#### Problem 1:
According to the travel tips on Padova and Venice, which island is considered to be where the city of Venice began?

#### Excerpt:
○ ○ ○ ○ ○

If you’re a performing arts fanatic, check out the Loggia e Odeo Cornaro, a Renaissance era theatre and music venue. Padova’s a short train ride to the town of Vicenza, home to the Palladian architectural masterpiece Il Teatro Olimpico, which features an amazing trompe-l’oeil effect on stage. Best of all, you can visit nearby Verona, setting to Romeo and Juliet.
Are you a nature lover? You can visit the World Heritage Listed Orto Botanico di Padova, the oldest botanical garden in the world. The nearby Colli Euganei (Euganei Hills) also have a botanical garden as well as lots of walking trails.
For quick, cheap, delicious food, Bigoi’s takeaway pasta is ideal. Similarly excellent are hot panzerotti from daPrette. You’d be remiss not to try gelato, too. Most places are good -- if you want bougie, chocolate-y gelato, try Venchi (a common, upmarket chain around Italy). Grom and Gnam Gnam are also nice.
The real highlight of Padova’s culinary scene, though, is spritz. Aperitivo time is a ritual celebrated enthusiastically there. You’ve likely tried an Aperol or Campari spritz in Sydney -- but in Padova you’ll get them for as little as €1.5 (at Fly bar), an appealing prospect indeed. Just about anywhere will be good and/or cheap.
Venezia
Venice is a tourist hotspot and pretty easy to find information on! But here are some (hopefully) slightly more niche tips. If you’re there in summer, catch a vaporetto (ferry) to the Lido -- Venice beach, basically -- where you can hire an umbrella and enjoy the Mediterranean. You can also get a vaporetto to the island of Torcello -- while the islands of Murano and Burano are well-frequented by tourists, Torcello, considered to be where the city of Venice began, is less well known. It features a campanile (bell tower) with fantastic views of the Venice lagoon.
On the island of Venice itself, along with the classic destinations of the Doge’s palace and Basilica San Marco, pay a visit to the Peggy Guggenheim art museum and nearby Palazzo Cini. Peggy Guggenheim’s private art collection is fascinating (and has a good gift shop), while Palazzo Cini showcases interesting and very specific art exhibitions (when I went, the star exhibition was on architecture in art).

○ ○ ○ ○ ○

#### Problem 2:
Extract every one of the rows below verbatim, omitting the picture.

#### Material provided:
○ ○ ○ ○ ○

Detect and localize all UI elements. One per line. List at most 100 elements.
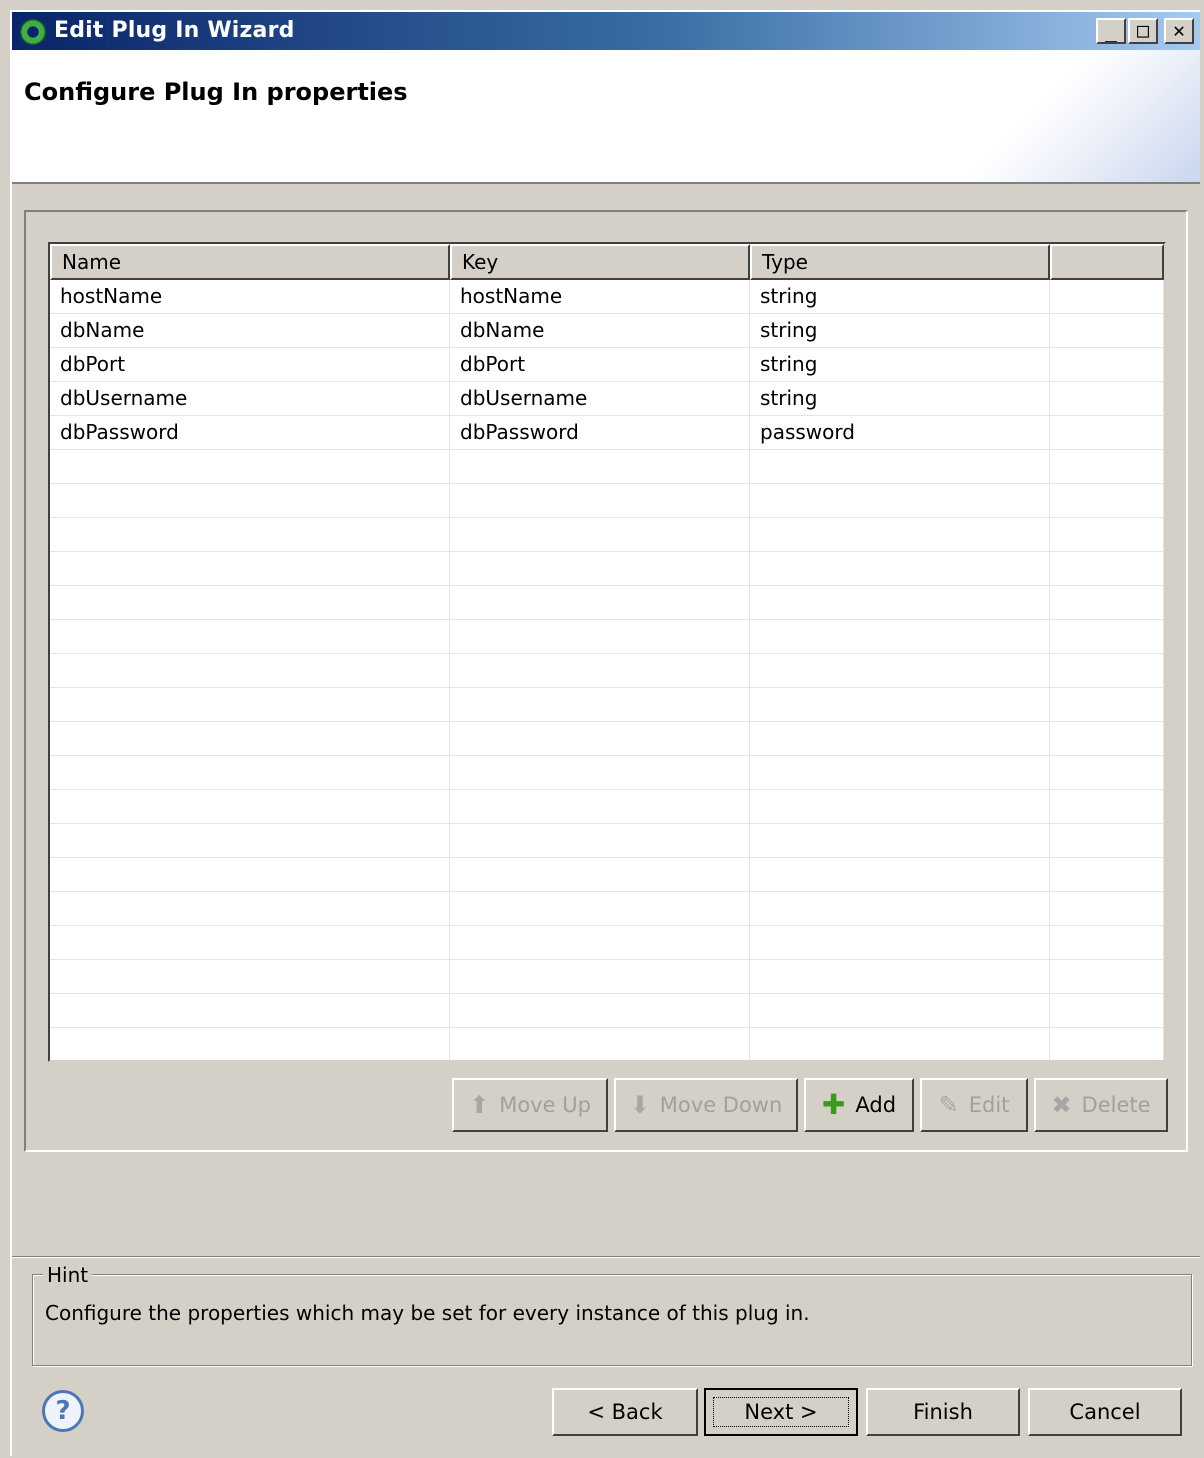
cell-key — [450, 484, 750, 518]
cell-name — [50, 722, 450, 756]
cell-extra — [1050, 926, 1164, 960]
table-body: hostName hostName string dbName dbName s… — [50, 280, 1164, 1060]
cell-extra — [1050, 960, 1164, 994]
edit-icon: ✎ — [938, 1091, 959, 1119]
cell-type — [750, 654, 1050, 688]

○ ○ ○ ○ ○

#### Task solution 1:
Torcello

#### Task solution 2:
Detect and localize all UI elements. One per line. List at most 100 elements.
cell-key — [450, 484, 750, 518]
cell-name — [50, 722, 450, 756]
cell-extra — [1050, 926, 1164, 960]
table-body: hostName hostName string dbName dbName s… — [50, 280, 1164, 1060]
cell-extra — [1050, 960, 1164, 994]
edit-icon: ✎ — [938, 1091, 959, 1119]
cell-type — [750, 654, 1050, 688]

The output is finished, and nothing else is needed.